TEXTE À LIRE:
^^^^

Je passai la nuit seule, près du corps de mon bien-aimé Don José. Des bruits que je n’entendais pas ordinairement, des cris d’oiseaux nocturnes, le cacuy, le quilipé, des miaulements de jaguars se mêlaient aux gémissements du vent. Il y eut un moment où je crus distinguer des rumeurs confuses, des voix humaines, rauques, sauvages ; je ne doutai pas que ce ne fussent celles des Indiens. Je me sauvai dans le bois, courant tout au travers, en dehors des sentiers, tremblante et pleine d’effroi, sans oser m’arrêter ni écouter. Avançant toujours, j’arrivai haletante à une éclaircie (ce que nous nommons un pajal) ; au delà il n’y avait plus qu’un fourré impénétrable de ronces et d’épines. Je me jetai à terre, épuisée ; il y avait bien longtemps que je n’avais rien mangé : la soif me brûlait ; mais j’étais sans force pour me relever et chercher.

^^^^

DONNÉES EXTRAITES:
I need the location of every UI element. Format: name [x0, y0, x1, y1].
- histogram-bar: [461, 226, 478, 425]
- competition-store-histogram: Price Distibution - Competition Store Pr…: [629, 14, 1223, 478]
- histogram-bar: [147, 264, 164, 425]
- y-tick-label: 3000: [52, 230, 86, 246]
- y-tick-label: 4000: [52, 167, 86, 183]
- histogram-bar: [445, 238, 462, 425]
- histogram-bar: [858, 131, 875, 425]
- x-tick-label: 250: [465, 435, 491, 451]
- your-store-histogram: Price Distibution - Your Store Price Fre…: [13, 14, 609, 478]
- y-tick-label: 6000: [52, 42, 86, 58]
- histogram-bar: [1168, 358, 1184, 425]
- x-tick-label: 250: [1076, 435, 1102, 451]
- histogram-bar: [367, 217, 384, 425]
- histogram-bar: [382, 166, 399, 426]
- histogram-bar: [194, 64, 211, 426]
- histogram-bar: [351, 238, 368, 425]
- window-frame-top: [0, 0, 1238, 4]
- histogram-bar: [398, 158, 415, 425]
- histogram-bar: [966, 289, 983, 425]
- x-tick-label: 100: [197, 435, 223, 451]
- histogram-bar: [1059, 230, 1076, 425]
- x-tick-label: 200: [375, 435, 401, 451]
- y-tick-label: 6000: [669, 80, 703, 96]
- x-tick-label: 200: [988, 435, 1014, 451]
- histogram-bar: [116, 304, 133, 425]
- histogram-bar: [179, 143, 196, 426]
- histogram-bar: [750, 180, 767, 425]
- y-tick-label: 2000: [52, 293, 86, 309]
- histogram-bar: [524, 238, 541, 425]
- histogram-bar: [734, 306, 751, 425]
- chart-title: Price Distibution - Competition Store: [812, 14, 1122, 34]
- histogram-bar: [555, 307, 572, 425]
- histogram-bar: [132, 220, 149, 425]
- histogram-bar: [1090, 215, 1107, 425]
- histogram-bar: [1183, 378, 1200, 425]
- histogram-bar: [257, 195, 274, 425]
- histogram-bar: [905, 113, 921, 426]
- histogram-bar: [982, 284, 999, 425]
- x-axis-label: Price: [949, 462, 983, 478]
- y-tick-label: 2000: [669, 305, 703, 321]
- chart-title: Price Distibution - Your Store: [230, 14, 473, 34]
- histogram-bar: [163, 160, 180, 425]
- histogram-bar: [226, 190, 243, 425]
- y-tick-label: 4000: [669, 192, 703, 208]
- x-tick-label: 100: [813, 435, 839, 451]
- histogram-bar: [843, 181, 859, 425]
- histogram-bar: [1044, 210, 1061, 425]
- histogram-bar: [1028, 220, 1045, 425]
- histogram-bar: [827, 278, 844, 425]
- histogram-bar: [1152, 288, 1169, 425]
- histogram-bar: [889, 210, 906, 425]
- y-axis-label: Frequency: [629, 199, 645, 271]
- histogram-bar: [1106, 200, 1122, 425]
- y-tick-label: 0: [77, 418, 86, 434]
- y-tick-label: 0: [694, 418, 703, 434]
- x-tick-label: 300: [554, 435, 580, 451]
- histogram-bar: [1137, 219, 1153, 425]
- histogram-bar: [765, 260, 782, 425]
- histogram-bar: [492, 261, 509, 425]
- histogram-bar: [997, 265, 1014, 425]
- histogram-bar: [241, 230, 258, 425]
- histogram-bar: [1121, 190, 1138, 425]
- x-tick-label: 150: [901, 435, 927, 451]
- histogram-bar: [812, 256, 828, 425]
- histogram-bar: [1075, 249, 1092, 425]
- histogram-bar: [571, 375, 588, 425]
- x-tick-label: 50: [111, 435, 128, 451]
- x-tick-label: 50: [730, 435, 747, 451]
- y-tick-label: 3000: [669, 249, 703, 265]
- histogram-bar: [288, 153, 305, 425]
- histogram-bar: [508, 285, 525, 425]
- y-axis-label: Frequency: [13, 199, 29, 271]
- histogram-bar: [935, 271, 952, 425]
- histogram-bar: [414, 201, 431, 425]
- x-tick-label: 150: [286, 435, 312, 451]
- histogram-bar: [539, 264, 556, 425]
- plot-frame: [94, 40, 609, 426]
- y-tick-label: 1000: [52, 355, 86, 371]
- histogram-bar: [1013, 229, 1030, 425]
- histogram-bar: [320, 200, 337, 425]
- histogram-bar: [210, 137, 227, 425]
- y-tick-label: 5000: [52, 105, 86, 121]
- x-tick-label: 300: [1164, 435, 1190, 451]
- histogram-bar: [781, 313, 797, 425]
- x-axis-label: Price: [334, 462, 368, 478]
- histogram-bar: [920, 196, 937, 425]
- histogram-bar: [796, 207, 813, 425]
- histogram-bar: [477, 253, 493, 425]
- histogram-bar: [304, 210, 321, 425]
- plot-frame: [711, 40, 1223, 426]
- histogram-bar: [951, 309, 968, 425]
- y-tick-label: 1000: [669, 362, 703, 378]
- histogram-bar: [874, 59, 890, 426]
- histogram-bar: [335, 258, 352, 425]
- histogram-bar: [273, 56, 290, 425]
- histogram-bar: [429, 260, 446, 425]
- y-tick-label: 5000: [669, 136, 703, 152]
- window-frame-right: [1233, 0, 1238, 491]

^^^^

SÉRIE DE TÂCHES:
(1) Traduisez en anglais cette phrase du récit de la fuite dans le bois : « Je me sauvai dans le bois, courant tout au travers, en dehors des sentiers, tremblante et pleine d’effroi, sans oser m’arrêter ni écouter. »
(2) Poursuivez le récit de la fuite dans le bois après sa dernière phrase.
Les enregistrements constituent un matériau distinct du récit de la fuite dans le bois.

RÉSULTATS ATTENDUS:
(1) I fled into the woods, running straight through them, off the paths, trembling and full of dread, without daring to stop or listen.

(2)
Je demeurai là, étendue, sur le sol, incapable de mouvement et de pensée, le reste de la nuit, le jour suivant et l’autre nuit encore.

Le bruit s’était répandu que les Indiens m’avaient enlevée. Seul, un homme du voisinage dont j’avais pansé le bras (c’était le malheureux qui avait combattu contre un jaguar) s’était mis à me chercher. Ayant par hasard reconnu l’empreinte de mes pieds sur une fourmilière, il suivit mes traces, et, après les avoir souvent perdues et retrouvées, il arriva jusqu’à moi. J’étais sans voix et à peu près inanimée. Il me souleva, me coucha sur son dos, et me porta près du corps de Don José.

Dès que j’eus repris un peu de force, je priai ce brave homme de me procurer des chevaux et une voiture, afin qu’il me fût possible de conduire les restes de mon mari jusqu’à la cure de Matara. Il partit, mais il ne revint que deux jours après : il avait été obligé de faire vingt lieues pour trouver deux chevaux.

On devine ce que j’eus à endurer d’angoisses de toutes sortes pendant son absence ; je renonce à les décrire. J’avais peur de rester avec mon pauvre mort après l’heure des prières ; je m’éloignais, puis je revenais dans la crainte qu’il ne devînt la proie des bêtes féroces.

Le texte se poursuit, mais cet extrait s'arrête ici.